◆ STORED RECORDS:
↓

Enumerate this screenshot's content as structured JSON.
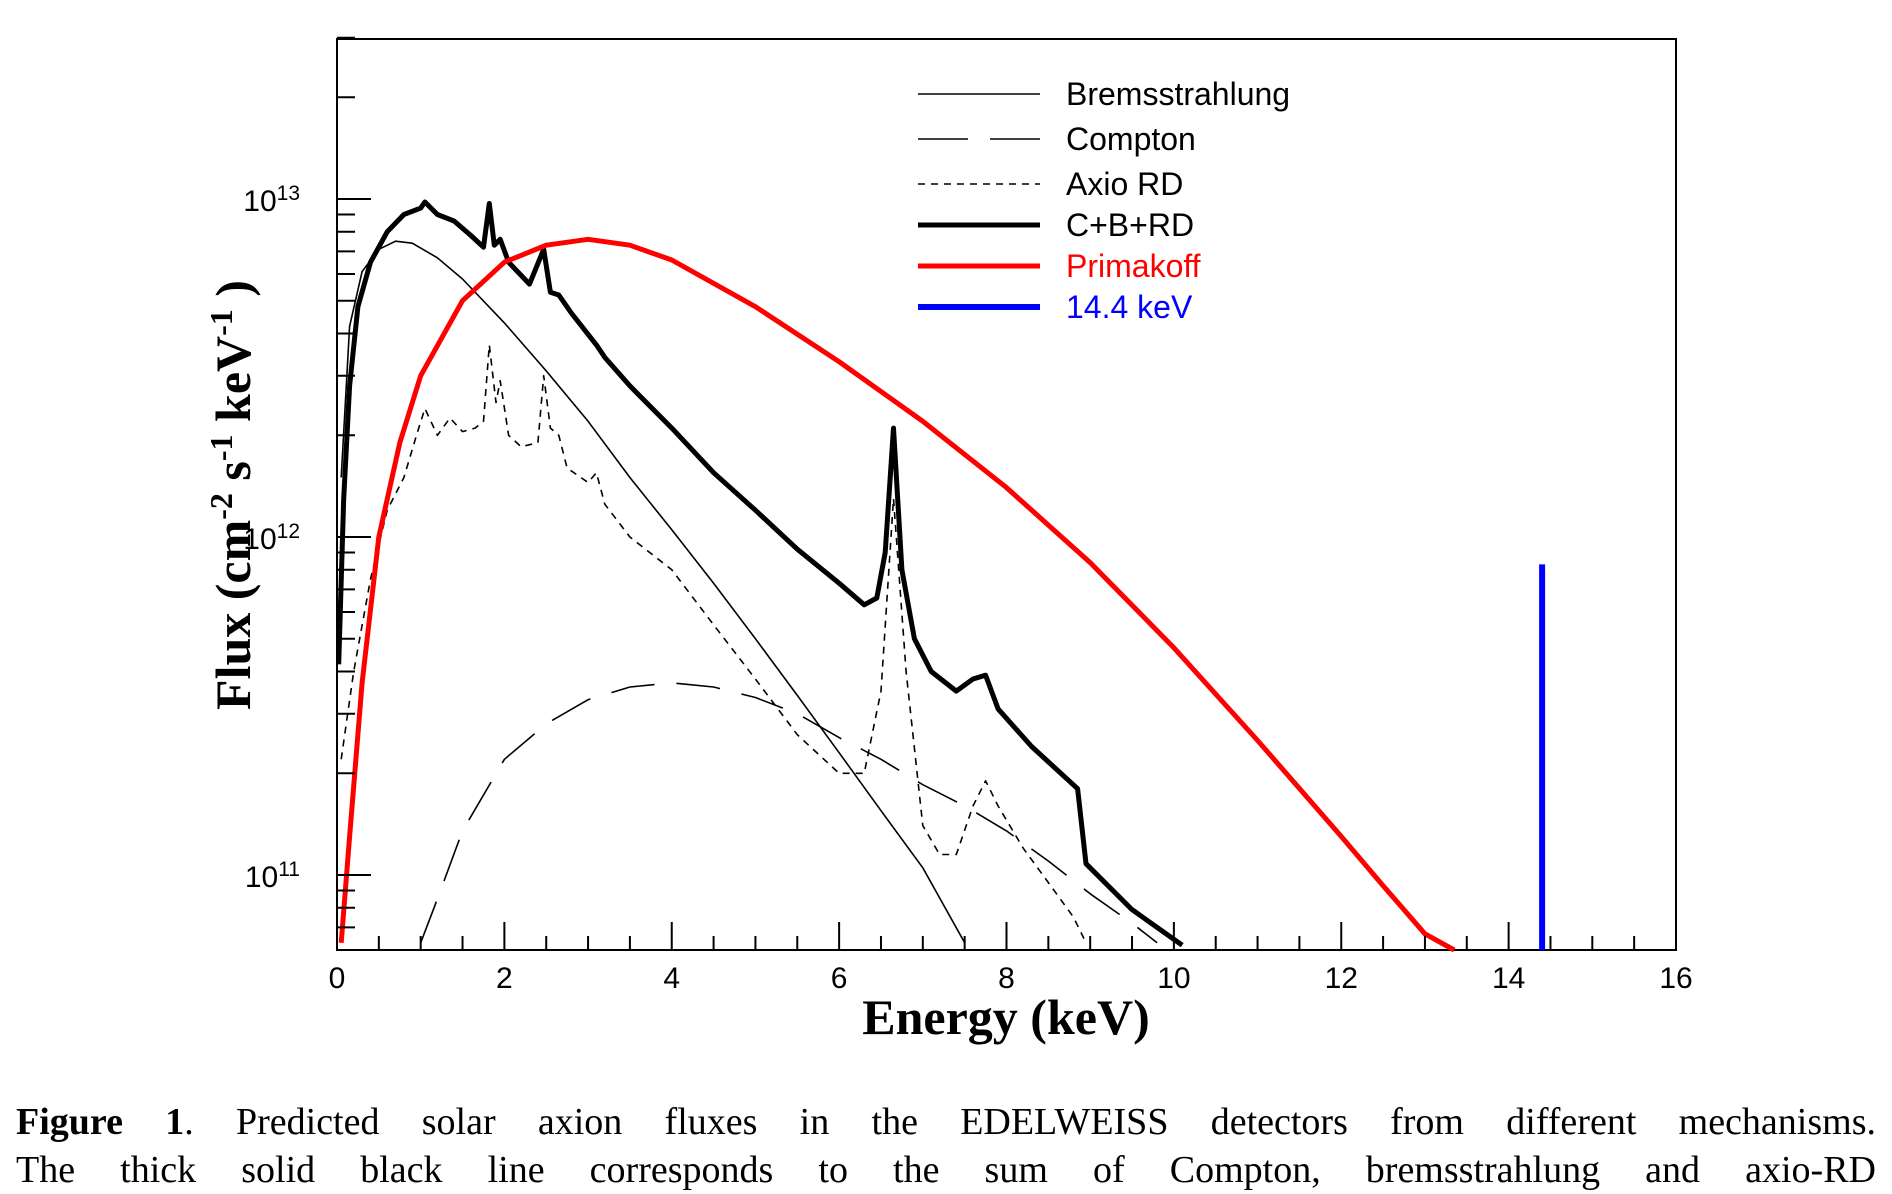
{
  "chart_data": {
    "type": "line",
    "title": "",
    "xlabel": "Energy (keV)",
    "ylabel": "Flux  (cm-2 s-1 keV-1 )",
    "ylabel_parts": {
      "a": "Flux  (cm",
      "b": "-2",
      "c": " s",
      "d": "-1",
      "e": " keV",
      "f": "-1",
      "g": " )"
    },
    "xlim": [
      0,
      16
    ],
    "ylim": [
      60000000000.0,
      30000000000000.0
    ],
    "yscale": "log",
    "x_ticks": [
      "0",
      "2",
      "4",
      "6",
      "8",
      "10",
      "12",
      "14",
      "16"
    ],
    "y_ticks": [
      {
        "value": 100000000000.0,
        "base": "10",
        "exp": "11"
      },
      {
        "value": 1000000000000.0,
        "base": "10",
        "exp": "12"
      },
      {
        "value": 10000000000000.0,
        "base": "10",
        "exp": "13"
      }
    ],
    "grid": false,
    "legend_position": "top-right",
    "series": [
      {
        "name": "Bremsstrahlung",
        "color": "#000000",
        "style": "solid",
        "width": 1.6,
        "points": [
          [
            0.05,
            1500000000000.0
          ],
          [
            0.15,
            4200000000000.0
          ],
          [
            0.3,
            6100000000000.0
          ],
          [
            0.5,
            7100000000000.0
          ],
          [
            0.7,
            7500000000000.0
          ],
          [
            0.9,
            7400000000000.0
          ],
          [
            1.2,
            6700000000000.0
          ],
          [
            1.5,
            5800000000000.0
          ],
          [
            2.0,
            4300000000000.0
          ],
          [
            2.5,
            3100000000000.0
          ],
          [
            3.0,
            2200000000000.0
          ],
          [
            3.5,
            1500000000000.0
          ],
          [
            4.0,
            1050000000000.0
          ],
          [
            4.5,
            730000000000.0
          ],
          [
            5.0,
            500000000000.0
          ],
          [
            5.5,
            340000000000.0
          ],
          [
            6.0,
            230000000000.0
          ],
          [
            6.5,
            155000000000.0
          ],
          [
            7.0,
            105000000000.0
          ],
          [
            7.5,
            63000000000.0
          ]
        ]
      },
      {
        "name": "Compton",
        "color": "#000000",
        "style": "dash",
        "width": 1.6,
        "points": [
          [
            1.0,
            63000000000.0
          ],
          [
            1.2,
            85000000000.0
          ],
          [
            1.5,
            135000000000.0
          ],
          [
            2.0,
            220000000000.0
          ],
          [
            2.5,
            280000000000.0
          ],
          [
            3.0,
            330000000000.0
          ],
          [
            3.5,
            360000000000.0
          ],
          [
            4.0,
            370000000000.0
          ],
          [
            4.5,
            360000000000.0
          ],
          [
            5.0,
            335000000000.0
          ],
          [
            5.5,
            300000000000.0
          ],
          [
            6.0,
            255000000000.0
          ],
          [
            6.5,
            220000000000.0
          ],
          [
            7.0,
            185000000000.0
          ],
          [
            7.5,
            160000000000.0
          ],
          [
            8.0,
            135000000000.0
          ],
          [
            8.5,
            110000000000.0
          ],
          [
            9.0,
            88000000000.0
          ],
          [
            9.5,
            72000000000.0
          ],
          [
            9.8,
            63000000000.0
          ]
        ]
      },
      {
        "name": "Axio RD",
        "color": "#000000",
        "style": "dot",
        "width": 1.6,
        "points": [
          [
            0.05,
            220000000000.0
          ],
          [
            0.2,
            400000000000.0
          ],
          [
            0.4,
            750000000000.0
          ],
          [
            0.6,
            1200000000000.0
          ],
          [
            0.8,
            1500000000000.0
          ],
          [
            0.95,
            2000000000000.0
          ],
          [
            1.05,
            2400000000000.0
          ],
          [
            1.2,
            2000000000000.0
          ],
          [
            1.35,
            2250000000000.0
          ],
          [
            1.5,
            2050000000000.0
          ],
          [
            1.65,
            2100000000000.0
          ],
          [
            1.75,
            2200000000000.0
          ],
          [
            1.82,
            3700000000000.0
          ],
          [
            1.9,
            2500000000000.0
          ],
          [
            1.95,
            2900000000000.0
          ],
          [
            2.05,
            2000000000000.0
          ],
          [
            2.2,
            1850000000000.0
          ],
          [
            2.4,
            1900000000000.0
          ],
          [
            2.47,
            3000000000000.0
          ],
          [
            2.55,
            2100000000000.0
          ],
          [
            2.65,
            2000000000000.0
          ],
          [
            2.75,
            1600000000000.0
          ],
          [
            3.0,
            1450000000000.0
          ],
          [
            3.1,
            1550000000000.0
          ],
          [
            3.2,
            1250000000000.0
          ],
          [
            3.5,
            1000000000000.0
          ],
          [
            4.0,
            800000000000.0
          ],
          [
            4.5,
            550000000000.0
          ],
          [
            5.0,
            380000000000.0
          ],
          [
            5.5,
            260000000000.0
          ],
          [
            6.0,
            200000000000.0
          ],
          [
            6.3,
            200000000000.0
          ],
          [
            6.5,
            350000000000.0
          ],
          [
            6.65,
            1300000000000.0
          ],
          [
            6.8,
            400000000000.0
          ],
          [
            7.0,
            140000000000.0
          ],
          [
            7.2,
            115000000000.0
          ],
          [
            7.4,
            115000000000.0
          ],
          [
            7.6,
            160000000000.0
          ],
          [
            7.75,
            190000000000.0
          ],
          [
            7.9,
            160000000000.0
          ],
          [
            8.2,
            120000000000.0
          ],
          [
            8.5,
            95000000000.0
          ],
          [
            8.8,
            75000000000.0
          ],
          [
            8.95,
            63000000000.0
          ]
        ]
      },
      {
        "name": "C+B+RD",
        "color": "#000000",
        "style": "solid",
        "width": 5,
        "points": [
          [
            0.02,
            420000000000.0
          ],
          [
            0.08,
            1300000000000.0
          ],
          [
            0.15,
            2800000000000.0
          ],
          [
            0.25,
            4800000000000.0
          ],
          [
            0.4,
            6500000000000.0
          ],
          [
            0.6,
            8000000000000.0
          ],
          [
            0.8,
            9000000000000.0
          ],
          [
            1.0,
            9400000000000.0
          ],
          [
            1.05,
            9800000000000.0
          ],
          [
            1.2,
            9000000000000.0
          ],
          [
            1.4,
            8600000000000.0
          ],
          [
            1.6,
            7800000000000.0
          ],
          [
            1.75,
            7200000000000.0
          ],
          [
            1.82,
            9700000000000.0
          ],
          [
            1.88,
            7300000000000.0
          ],
          [
            1.95,
            7600000000000.0
          ],
          [
            2.05,
            6500000000000.0
          ],
          [
            2.3,
            5600000000000.0
          ],
          [
            2.47,
            7100000000000.0
          ],
          [
            2.55,
            5300000000000.0
          ],
          [
            2.65,
            5200000000000.0
          ],
          [
            2.8,
            4600000000000.0
          ],
          [
            3.1,
            3700000000000.0
          ],
          [
            3.2,
            3400000000000.0
          ],
          [
            3.5,
            2800000000000.0
          ],
          [
            4.0,
            2100000000000.0
          ],
          [
            4.5,
            1550000000000.0
          ],
          [
            5.0,
            1200000000000.0
          ],
          [
            5.5,
            920000000000.0
          ],
          [
            6.0,
            730000000000.0
          ],
          [
            6.3,
            630000000000.0
          ],
          [
            6.45,
            660000000000.0
          ],
          [
            6.55,
            900000000000.0
          ],
          [
            6.65,
            2100000000000.0
          ],
          [
            6.75,
            800000000000.0
          ],
          [
            6.9,
            500000000000.0
          ],
          [
            7.1,
            400000000000.0
          ],
          [
            7.4,
            350000000000.0
          ],
          [
            7.6,
            380000000000.0
          ],
          [
            7.75,
            390000000000.0
          ],
          [
            7.9,
            310000000000.0
          ],
          [
            8.3,
            240000000000.0
          ],
          [
            8.85,
            180000000000.0
          ],
          [
            8.95,
            108000000000.0
          ],
          [
            9.5,
            79000000000.0
          ],
          [
            10.1,
            62000000000.0
          ]
        ]
      },
      {
        "name": "Primakoff",
        "color": "#ff0000",
        "style": "solid",
        "width": 5,
        "points": [
          [
            0.05,
            63000000000.0
          ],
          [
            0.15,
            130000000000.0
          ],
          [
            0.3,
            370000000000.0
          ],
          [
            0.5,
            1000000000000.0
          ],
          [
            0.75,
            1900000000000.0
          ],
          [
            1.0,
            3000000000000.0
          ],
          [
            1.5,
            5000000000000.0
          ],
          [
            2.0,
            6500000000000.0
          ],
          [
            2.5,
            7300000000000.0
          ],
          [
            3.0,
            7600000000000.0
          ],
          [
            3.5,
            7300000000000.0
          ],
          [
            4.0,
            6600000000000.0
          ],
          [
            5.0,
            4800000000000.0
          ],
          [
            6.0,
            3300000000000.0
          ],
          [
            7.0,
            2200000000000.0
          ],
          [
            8.0,
            1400000000000.0
          ],
          [
            9.0,
            840000000000.0
          ],
          [
            10.0,
            470000000000.0
          ],
          [
            11.0,
            250000000000.0
          ],
          [
            12.0,
            130000000000.0
          ],
          [
            12.5,
            93000000000.0
          ],
          [
            13.0,
            67000000000.0
          ],
          [
            13.35,
            60000000000.0
          ]
        ]
      },
      {
        "name": "14.4 keV",
        "color": "#0000ff",
        "style": "solid",
        "width": 6,
        "points": [
          [
            14.4,
            830000000000.0
          ],
          [
            14.4,
            60000000000.0
          ]
        ]
      }
    ]
  },
  "caption": {
    "label": "Figure 1",
    "line1": ".  Predicted solar axion fluxes in the EDELWEISS detectors from different mechanisms.",
    "line2": "The thick solid black line corresponds to the sum of Compton, bremsstrahlung and axio-RD"
  }
}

↑

◆ WHAT IS BEING ASKED:
Filter the data for the string "name" and copy every line that has it.

◆ WRITTEN RESPONSE:
        "name": "Bremsstrahlung",
        "name": "Compton",
        "name": "Axio RD",
        "name": "C+B+RD",
        "name": "Primakoff",
        "name": "14.4 keV",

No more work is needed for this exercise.